• **To be done**
Gather each line of the entries below that includes "będą".

• **Information given**

────

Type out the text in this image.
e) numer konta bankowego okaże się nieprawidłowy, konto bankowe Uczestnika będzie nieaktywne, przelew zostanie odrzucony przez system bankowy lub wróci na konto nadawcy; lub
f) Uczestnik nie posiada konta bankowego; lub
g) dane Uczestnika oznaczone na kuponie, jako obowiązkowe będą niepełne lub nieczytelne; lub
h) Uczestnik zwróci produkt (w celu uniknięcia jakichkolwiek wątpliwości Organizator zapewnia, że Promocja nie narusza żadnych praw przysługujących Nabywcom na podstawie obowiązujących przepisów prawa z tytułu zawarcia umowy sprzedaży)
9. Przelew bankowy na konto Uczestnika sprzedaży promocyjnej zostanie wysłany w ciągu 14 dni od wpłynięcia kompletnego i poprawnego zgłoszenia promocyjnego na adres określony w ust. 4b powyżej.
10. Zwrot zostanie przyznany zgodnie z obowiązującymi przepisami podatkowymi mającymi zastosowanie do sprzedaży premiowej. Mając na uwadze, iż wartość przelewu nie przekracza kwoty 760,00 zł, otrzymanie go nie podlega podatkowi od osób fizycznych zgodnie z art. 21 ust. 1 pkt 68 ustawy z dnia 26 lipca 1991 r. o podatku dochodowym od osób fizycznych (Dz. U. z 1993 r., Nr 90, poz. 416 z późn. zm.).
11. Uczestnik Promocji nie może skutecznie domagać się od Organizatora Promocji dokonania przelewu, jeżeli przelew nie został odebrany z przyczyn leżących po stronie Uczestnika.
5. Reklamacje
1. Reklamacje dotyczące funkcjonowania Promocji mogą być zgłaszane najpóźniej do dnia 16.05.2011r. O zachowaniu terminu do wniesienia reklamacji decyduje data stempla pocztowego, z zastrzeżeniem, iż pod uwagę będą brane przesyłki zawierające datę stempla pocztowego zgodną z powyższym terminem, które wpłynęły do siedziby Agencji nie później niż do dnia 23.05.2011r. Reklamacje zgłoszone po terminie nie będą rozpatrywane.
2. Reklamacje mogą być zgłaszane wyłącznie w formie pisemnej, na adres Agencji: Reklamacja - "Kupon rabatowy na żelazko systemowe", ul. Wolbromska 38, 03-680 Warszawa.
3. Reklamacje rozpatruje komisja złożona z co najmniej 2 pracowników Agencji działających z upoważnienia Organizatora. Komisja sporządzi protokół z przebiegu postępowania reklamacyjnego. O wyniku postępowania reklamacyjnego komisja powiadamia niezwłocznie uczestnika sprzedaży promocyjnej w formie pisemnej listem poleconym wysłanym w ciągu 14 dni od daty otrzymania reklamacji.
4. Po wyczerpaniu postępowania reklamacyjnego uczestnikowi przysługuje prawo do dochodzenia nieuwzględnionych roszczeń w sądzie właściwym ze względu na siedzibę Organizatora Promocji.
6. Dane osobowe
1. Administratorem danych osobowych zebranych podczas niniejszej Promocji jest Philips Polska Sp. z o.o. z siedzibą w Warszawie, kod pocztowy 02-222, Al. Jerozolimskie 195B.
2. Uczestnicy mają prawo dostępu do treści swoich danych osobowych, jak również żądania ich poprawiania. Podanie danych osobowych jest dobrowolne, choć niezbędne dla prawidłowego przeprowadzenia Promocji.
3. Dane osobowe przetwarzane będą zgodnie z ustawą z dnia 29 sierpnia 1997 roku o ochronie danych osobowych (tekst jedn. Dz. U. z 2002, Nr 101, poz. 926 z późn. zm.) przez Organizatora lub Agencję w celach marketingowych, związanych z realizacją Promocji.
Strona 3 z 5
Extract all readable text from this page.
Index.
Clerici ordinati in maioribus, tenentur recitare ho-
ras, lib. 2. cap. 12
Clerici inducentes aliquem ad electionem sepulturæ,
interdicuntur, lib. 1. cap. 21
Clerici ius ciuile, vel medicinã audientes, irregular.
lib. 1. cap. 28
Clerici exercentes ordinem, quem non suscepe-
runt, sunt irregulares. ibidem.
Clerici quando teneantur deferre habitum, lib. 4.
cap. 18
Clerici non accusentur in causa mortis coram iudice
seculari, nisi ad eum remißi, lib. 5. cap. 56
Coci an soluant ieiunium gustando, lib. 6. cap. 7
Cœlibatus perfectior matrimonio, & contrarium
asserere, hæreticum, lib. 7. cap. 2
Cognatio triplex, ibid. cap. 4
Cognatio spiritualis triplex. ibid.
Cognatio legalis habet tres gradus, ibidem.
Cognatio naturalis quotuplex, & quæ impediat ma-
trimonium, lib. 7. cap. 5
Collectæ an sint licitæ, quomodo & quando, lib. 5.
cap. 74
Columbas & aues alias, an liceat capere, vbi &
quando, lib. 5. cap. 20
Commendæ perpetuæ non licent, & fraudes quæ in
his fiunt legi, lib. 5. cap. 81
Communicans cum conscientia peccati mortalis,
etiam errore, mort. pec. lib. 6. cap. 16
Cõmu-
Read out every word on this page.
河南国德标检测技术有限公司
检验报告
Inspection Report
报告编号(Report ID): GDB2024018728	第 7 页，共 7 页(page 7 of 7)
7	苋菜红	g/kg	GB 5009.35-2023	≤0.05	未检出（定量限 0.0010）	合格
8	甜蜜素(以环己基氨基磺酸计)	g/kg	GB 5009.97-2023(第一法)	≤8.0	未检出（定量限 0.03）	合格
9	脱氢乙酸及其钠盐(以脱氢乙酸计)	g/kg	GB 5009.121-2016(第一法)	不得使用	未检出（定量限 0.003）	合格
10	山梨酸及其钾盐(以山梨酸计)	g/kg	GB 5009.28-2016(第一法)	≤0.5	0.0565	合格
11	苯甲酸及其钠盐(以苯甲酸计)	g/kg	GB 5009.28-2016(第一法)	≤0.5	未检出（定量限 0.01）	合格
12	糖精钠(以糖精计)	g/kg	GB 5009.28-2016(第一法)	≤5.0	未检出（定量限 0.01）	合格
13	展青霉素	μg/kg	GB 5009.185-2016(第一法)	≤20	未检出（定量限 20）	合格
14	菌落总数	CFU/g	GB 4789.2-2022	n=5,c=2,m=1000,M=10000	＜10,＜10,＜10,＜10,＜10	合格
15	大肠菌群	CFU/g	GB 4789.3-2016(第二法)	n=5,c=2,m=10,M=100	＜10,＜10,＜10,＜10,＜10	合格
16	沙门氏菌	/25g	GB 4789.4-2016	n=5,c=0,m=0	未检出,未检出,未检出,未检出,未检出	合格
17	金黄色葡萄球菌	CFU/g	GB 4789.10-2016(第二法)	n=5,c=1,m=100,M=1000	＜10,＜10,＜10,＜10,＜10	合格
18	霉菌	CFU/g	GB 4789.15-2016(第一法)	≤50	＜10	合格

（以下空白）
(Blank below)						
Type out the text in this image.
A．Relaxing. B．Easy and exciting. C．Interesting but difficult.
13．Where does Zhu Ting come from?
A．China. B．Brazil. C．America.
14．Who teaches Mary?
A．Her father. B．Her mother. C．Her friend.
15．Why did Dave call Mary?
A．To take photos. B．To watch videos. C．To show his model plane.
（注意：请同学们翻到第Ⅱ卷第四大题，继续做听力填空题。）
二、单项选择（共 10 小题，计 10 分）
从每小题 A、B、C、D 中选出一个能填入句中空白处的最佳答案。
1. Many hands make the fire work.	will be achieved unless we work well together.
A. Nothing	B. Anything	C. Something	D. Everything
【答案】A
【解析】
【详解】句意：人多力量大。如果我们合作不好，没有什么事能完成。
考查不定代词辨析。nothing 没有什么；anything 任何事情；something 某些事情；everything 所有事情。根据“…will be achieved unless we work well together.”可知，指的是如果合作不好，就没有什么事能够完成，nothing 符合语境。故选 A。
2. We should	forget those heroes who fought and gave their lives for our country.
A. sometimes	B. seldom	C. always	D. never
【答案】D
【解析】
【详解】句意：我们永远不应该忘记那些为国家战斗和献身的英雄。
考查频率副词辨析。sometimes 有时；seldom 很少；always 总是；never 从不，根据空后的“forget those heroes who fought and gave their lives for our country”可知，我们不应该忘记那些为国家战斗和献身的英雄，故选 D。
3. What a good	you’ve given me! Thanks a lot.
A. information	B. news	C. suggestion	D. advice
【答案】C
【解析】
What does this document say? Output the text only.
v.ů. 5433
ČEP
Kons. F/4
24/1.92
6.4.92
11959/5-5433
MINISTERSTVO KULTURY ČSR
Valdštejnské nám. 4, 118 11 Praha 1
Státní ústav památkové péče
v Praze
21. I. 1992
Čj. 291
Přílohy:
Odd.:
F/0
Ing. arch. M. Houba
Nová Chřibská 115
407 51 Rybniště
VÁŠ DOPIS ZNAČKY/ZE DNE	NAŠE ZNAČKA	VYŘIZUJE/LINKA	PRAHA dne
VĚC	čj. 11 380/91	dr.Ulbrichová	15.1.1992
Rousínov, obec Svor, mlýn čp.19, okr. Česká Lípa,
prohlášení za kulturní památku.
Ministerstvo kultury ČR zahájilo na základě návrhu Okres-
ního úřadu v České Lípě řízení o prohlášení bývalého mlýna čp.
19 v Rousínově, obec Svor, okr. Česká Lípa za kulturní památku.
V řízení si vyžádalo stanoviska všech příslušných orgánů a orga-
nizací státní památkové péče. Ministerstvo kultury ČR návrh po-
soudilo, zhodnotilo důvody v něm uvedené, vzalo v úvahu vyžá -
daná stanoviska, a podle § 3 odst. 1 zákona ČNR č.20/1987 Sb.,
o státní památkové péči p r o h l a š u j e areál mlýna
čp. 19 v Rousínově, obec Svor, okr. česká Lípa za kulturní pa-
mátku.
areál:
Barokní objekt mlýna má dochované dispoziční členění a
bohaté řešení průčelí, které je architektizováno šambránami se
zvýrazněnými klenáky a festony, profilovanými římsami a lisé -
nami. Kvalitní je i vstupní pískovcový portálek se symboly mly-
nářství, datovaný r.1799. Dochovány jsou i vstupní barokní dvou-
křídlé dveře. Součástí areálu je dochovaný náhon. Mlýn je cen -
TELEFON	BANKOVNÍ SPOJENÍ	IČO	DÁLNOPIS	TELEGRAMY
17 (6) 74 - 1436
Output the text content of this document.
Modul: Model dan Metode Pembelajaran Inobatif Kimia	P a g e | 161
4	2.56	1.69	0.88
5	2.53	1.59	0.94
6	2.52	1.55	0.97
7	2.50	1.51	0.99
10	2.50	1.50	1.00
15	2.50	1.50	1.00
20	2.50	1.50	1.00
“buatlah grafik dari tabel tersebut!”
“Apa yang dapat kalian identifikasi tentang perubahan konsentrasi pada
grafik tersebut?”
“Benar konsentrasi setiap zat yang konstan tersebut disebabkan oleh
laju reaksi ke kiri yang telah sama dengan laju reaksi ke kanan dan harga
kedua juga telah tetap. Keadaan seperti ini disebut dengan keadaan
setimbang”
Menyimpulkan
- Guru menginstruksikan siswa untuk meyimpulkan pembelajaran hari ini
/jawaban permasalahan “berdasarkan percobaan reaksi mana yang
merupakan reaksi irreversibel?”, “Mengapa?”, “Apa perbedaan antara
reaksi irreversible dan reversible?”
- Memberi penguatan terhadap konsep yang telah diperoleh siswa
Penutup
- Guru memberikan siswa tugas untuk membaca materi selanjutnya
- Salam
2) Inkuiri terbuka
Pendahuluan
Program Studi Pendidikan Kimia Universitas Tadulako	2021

────

• **Answer in full**
g) dane Uczestnika oznaczone na kuponie, jako obowiązkowe będą niepełne lub nieczytelne; lub
1. Reklamacje dotyczące funkcjonowania Promocji mogą być zgłaszane najpóźniej do dnia 16.05.2011r. O zachowaniu terminu do wniesienia reklamacji decyduje data stempla pocztowego, z zastrzeżeniem, iż pod uwagę będą brane przesyłki zawierające datę stempla pocztowego zgodną z powyższym terminem, które wpłynęły do siedziby Agencji nie później niż do dnia 23.05.2011r. Reklamacje zgłoszone po terminie nie będą rozpatrywane.
3. Dane osobowe przetwarzane będą zgodnie z ustawą z dnia 29 sierpnia 1997 roku o ochronie danych osobowych (tekst jedn. Dz. U. z 2002, Nr 101, poz. 926 z późn. zm.) przez Organizatora lub Agencję w celach marketingowych, związanych z realizacją Promocji.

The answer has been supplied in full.